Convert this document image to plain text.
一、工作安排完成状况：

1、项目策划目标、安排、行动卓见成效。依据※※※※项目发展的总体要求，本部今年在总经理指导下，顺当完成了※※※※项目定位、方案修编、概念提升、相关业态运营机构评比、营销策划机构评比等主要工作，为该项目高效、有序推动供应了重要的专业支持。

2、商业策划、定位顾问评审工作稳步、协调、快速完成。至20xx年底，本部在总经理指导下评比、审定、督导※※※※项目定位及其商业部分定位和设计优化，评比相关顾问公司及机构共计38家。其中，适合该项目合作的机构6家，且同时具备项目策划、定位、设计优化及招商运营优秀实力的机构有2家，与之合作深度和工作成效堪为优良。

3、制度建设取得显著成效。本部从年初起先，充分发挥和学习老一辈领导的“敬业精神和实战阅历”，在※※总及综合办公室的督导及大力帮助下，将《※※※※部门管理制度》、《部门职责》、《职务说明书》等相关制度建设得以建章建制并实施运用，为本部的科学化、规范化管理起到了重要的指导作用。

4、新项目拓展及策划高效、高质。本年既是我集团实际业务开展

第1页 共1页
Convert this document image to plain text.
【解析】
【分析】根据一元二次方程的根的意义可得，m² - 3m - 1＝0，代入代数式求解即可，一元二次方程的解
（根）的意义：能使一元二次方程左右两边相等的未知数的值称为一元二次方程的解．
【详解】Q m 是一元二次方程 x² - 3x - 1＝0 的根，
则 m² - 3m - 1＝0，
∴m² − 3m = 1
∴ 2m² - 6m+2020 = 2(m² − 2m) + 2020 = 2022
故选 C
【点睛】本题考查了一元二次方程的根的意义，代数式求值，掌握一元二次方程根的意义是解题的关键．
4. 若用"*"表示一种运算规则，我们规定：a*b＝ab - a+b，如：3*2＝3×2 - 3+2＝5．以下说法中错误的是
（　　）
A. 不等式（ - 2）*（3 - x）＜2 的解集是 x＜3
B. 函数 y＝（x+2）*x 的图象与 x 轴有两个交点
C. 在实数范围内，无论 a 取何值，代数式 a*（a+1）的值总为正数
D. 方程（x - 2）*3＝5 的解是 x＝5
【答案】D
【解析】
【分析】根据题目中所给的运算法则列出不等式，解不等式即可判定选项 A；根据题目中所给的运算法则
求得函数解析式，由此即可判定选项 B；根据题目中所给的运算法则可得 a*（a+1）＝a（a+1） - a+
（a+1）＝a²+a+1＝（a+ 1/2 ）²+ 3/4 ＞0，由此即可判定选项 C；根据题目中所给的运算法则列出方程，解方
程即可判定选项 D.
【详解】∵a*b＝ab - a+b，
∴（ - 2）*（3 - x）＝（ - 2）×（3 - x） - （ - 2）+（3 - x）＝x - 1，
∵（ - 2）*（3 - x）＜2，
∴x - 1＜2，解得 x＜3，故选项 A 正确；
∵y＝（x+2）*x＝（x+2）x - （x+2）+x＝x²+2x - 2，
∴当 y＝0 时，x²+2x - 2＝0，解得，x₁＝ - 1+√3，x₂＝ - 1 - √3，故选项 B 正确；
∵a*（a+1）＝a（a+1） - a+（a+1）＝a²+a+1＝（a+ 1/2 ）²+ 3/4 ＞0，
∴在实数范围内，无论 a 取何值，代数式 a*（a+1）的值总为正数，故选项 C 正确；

• _WRITTEN INSTRUCTION_
The lines above should be duplicated exactly.

• _RESPONSE BELOW_
Convert this document image to plain text.
一、工作安排完成状况：

1、项目策划目标、安排、行动卓见成效。依据※※※※项目发展的总体要求，本部今年在总经理指导下，顺当完成了※※※※项目定位、方案修编、概念提升、相关业态运营机构评比、营销策划机构评比等主要工作，为该项目高效、有序推动供应了重要的专业支持。

2、商业策划、定位顾问评审工作稳步、协调、快速完成。至20xx年底，本部在总经理指导下评比、审定、督导※※※※项目定位及其商业部分定位和设计优化，评比相关顾问公司及机构共计38家。其中，适合该项目合作的机构6家，且同时具备项目策划、定位、设计优化及招商运营优秀实力的机构有2家，与之合作深度和工作成效堪为优良。

3、制度建设取得显著成效。本部从年初起先，充分发挥和学习老一辈领导的“敬业精神和实战阅历”，在※※总及综合办公室的督导及大力帮助下，将《※※※※部门管理制度》、《部门职责》、《职务说明书》等相关制度建设得以建章建制并实施运用，为本部的科学化、规范化管理起到了重要的指导作用。

4、新项目拓展及策划高效、高质。本年既是我集团实际业务开展

第1页 共1页
Convert this document image to plain text.
【解析】
【分析】根据一元二次方程的根的意义可得，m² - 3m - 1＝0，代入代数式求解即可，一元二次方程的解
（根）的意义：能使一元二次方程左右两边相等的未知数的值称为一元二次方程的解．
【详解】Q m 是一元二次方程 x² - 3x - 1＝0 的根，
则 m² - 3m - 1＝0，
∴m² − 3m = 1
∴ 2m² - 6m+2020 = 2(m² − 2m) + 2020 = 2022
故选 C
【点睛】本题考查了一元二次方程的根的意义，代数式求值，掌握一元二次方程根的意义是解题的关键．
4. 若用"*"表示一种运算规则，我们规定：a*b＝ab - a+b，如：3*2＝3×2 - 3+2＝5．以下说法中错误的是
（　　）
A. 不等式（ - 2）*（3 - x）＜2 的解集是 x＜3
B. 函数 y＝（x+2）*x 的图象与 x 轴有两个交点
C. 在实数范围内，无论 a 取何值，代数式 a*（a+1）的值总为正数
D. 方程（x - 2）*3＝5 的解是 x＝5
【答案】D
【解析】
【分析】根据题目中所给的运算法则列出不等式，解不等式即可判定选项 A；根据题目中所给的运算法则
求得函数解析式，由此即可判定选项 B；根据题目中所给的运算法则可得 a*（a+1）＝a（a+1） - a+
（a+1）＝a²+a+1＝（a+ 1/2 ）²+ 3/4 ＞0，由此即可判定选项 C；根据题目中所给的运算法则列出方程，解方
程即可判定选项 D.
【详解】∵a*b＝ab - a+b，
∴（ - 2）*（3 - x）＝（ - 2）×（3 - x） - （ - 2）+（3 - x）＝x - 1，
∵（ - 2）*（3 - x）＜2，
∴x - 1＜2，解得 x＜3，故选项 A 正确；
∵y＝（x+2）*x＝（x+2）x - （x+2）+x＝x²+2x - 2，
∴当 y＝0 时，x²+2x - 2＝0，解得，x₁＝ - 1+√3，x₂＝ - 1 - √3，故选项 B 正确；
∵a*（a+1）＝a（a+1） - a+（a+1）＝a²+a+1＝（a+ 1/2 ）²+ 3/4 ＞0，
∴在实数范围内，无论 a 取何值，代数式 a*（a+1）的值总为正数，故选项 C 正确；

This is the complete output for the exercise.